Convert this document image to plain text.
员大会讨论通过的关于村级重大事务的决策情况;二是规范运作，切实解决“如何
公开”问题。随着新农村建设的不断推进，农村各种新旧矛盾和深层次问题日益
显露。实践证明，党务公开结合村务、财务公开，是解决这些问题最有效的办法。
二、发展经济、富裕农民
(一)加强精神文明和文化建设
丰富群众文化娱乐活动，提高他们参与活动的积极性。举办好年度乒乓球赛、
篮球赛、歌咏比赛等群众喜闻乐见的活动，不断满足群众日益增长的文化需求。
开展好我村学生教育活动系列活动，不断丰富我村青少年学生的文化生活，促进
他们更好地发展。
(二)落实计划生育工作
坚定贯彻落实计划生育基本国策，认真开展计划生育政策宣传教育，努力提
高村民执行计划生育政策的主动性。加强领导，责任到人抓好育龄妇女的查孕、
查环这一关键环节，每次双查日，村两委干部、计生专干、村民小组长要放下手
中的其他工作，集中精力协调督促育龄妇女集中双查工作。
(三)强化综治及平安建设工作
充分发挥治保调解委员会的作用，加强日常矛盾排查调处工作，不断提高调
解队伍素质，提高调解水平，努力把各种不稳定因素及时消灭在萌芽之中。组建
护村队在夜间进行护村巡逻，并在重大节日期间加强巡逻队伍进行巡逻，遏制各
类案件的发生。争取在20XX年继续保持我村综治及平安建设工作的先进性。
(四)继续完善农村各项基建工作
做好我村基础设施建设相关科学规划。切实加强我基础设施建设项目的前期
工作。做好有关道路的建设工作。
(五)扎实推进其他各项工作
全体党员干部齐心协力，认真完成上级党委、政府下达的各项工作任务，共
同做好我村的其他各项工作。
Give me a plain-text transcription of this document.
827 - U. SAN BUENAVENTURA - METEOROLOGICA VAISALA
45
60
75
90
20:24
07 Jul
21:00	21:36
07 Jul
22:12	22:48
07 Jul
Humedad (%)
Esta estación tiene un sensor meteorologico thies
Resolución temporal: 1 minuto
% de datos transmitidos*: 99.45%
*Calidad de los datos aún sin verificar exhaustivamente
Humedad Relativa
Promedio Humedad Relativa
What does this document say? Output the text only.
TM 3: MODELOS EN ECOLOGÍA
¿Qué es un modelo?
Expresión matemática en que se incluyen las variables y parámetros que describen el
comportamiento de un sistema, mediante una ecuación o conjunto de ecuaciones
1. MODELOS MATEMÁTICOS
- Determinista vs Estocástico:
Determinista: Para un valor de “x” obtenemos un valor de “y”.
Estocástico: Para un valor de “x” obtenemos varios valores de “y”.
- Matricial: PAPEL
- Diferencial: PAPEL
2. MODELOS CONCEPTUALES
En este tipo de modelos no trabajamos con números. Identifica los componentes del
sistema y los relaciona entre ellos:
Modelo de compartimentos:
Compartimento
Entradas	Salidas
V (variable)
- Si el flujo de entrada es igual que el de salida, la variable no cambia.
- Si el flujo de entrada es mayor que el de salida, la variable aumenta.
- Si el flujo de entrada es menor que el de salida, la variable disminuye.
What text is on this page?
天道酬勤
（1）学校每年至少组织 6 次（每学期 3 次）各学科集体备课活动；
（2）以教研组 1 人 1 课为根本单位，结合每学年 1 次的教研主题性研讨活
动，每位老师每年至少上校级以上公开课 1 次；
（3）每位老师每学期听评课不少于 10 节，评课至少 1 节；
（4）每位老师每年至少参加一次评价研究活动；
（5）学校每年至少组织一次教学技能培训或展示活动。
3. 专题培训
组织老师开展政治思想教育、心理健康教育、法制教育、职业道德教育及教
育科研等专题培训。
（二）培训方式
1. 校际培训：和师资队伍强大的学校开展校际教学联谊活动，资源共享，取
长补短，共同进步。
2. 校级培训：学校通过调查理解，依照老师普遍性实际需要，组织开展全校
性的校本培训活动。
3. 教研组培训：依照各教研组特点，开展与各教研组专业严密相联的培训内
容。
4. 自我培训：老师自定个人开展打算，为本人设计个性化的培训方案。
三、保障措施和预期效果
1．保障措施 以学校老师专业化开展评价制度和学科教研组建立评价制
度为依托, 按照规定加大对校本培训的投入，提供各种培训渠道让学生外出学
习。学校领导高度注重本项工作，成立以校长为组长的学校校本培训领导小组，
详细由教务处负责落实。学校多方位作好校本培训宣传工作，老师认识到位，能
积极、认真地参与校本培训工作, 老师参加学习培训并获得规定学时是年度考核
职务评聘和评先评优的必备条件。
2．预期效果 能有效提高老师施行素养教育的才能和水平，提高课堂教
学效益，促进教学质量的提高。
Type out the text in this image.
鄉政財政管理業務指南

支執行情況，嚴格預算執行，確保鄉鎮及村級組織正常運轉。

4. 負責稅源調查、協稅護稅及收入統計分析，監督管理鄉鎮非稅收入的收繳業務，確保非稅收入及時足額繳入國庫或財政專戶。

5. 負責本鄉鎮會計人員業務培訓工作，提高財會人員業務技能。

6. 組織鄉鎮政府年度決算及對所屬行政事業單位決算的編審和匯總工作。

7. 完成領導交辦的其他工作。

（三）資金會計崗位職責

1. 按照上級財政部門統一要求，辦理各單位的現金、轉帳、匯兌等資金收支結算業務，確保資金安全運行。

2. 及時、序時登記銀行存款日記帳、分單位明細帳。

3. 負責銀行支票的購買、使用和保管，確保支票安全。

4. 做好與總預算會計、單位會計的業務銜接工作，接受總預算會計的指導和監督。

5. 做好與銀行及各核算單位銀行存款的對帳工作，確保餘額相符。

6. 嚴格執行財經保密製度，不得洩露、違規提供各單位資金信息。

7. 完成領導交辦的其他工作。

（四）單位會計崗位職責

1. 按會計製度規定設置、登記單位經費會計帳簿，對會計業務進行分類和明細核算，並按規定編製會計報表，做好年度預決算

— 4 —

════

Aim: Quote verbatim the line containing "What text is on this page?" and every line after it through the end of the records above.

Output for this exercise:
What text is on this page?
天道酬勤
（1）学校每年至少组织 6 次（每学期 3 次）各学科集体备课活动；
（2）以教研组 1 人 1 课为根本单位，结合每学年 1 次的教研主题性研讨活
动，每位老师每年至少上校级以上公开课 1 次；
（3）每位老师每学期听评课不少于 10 节，评课至少 1 节；
（4）每位老师每年至少参加一次评价研究活动；
（5）学校每年至少组织一次教学技能培训或展示活动。
3. 专题培训
组织老师开展政治思想教育、心理健康教育、法制教育、职业道德教育及教
育科研等专题培训。
（二）培训方式
1. 校际培训：和师资队伍强大的学校开展校际教学联谊活动，资源共享，取
长补短，共同进步。
2. 校级培训：学校通过调查理解，依照老师普遍性实际需要，组织开展全校
性的校本培训活动。
3. 教研组培训：依照各教研组特点，开展与各教研组专业严密相联的培训内
容。
4. 自我培训：老师自定个人开展打算，为本人设计个性化的培训方案。
三、保障措施和预期效果
1．保障措施 以学校老师专业化开展评价制度和学科教研组建立评价制
度为依托, 按照规定加大对校本培训的投入，提供各种培训渠道让学生外出学
习。学校领导高度注重本项工作，成立以校长为组长的学校校本培训领导小组，
详细由教务处负责落实。学校多方位作好校本培训宣传工作，老师认识到位，能
积极、认真地参与校本培训工作, 老师参加学习培训并获得规定学时是年度考核
职务评聘和评先评优的必备条件。
2．预期效果 能有效提高老师施行素养教育的才能和水平，提高课堂教
学效益，促进教学质量的提高。
Type out the text in this image.
鄉政財政管理業務指南

支執行情況，嚴格預算執行，確保鄉鎮及村級組織正常運轉。

4. 負責稅源調查、協稅護稅及收入統計分析，監督管理鄉鎮非稅收入的收繳業務，確保非稅收入及時足額繳入國庫或財政專戶。

5. 負責本鄉鎮會計人員業務培訓工作，提高財會人員業務技能。

6. 組織鄉鎮政府年度決算及對所屬行政事業單位決算的編審和匯總工作。

7. 完成領導交辦的其他工作。

（三）資金會計崗位職責

1. 按照上級財政部門統一要求，辦理各單位的現金、轉帳、匯兌等資金收支結算業務，確保資金安全運行。

2. 及時、序時登記銀行存款日記帳、分單位明細帳。

3. 負責銀行支票的購買、使用和保管，確保支票安全。

4. 做好與總預算會計、單位會計的業務銜接工作，接受總預算會計的指導和監督。

5. 做好與銀行及各核算單位銀行存款的對帳工作，確保餘額相符。

6. 嚴格執行財經保密製度，不得洩露、違規提供各單位資金信息。

7. 完成領導交辦的其他工作。

（四）單位會計崗位職責

1. 按會計製度規定設置、登記單位經費會計帳簿，對會計業務進行分類和明細核算，並按規定編製會計報表，做好年度預決算

— 4 —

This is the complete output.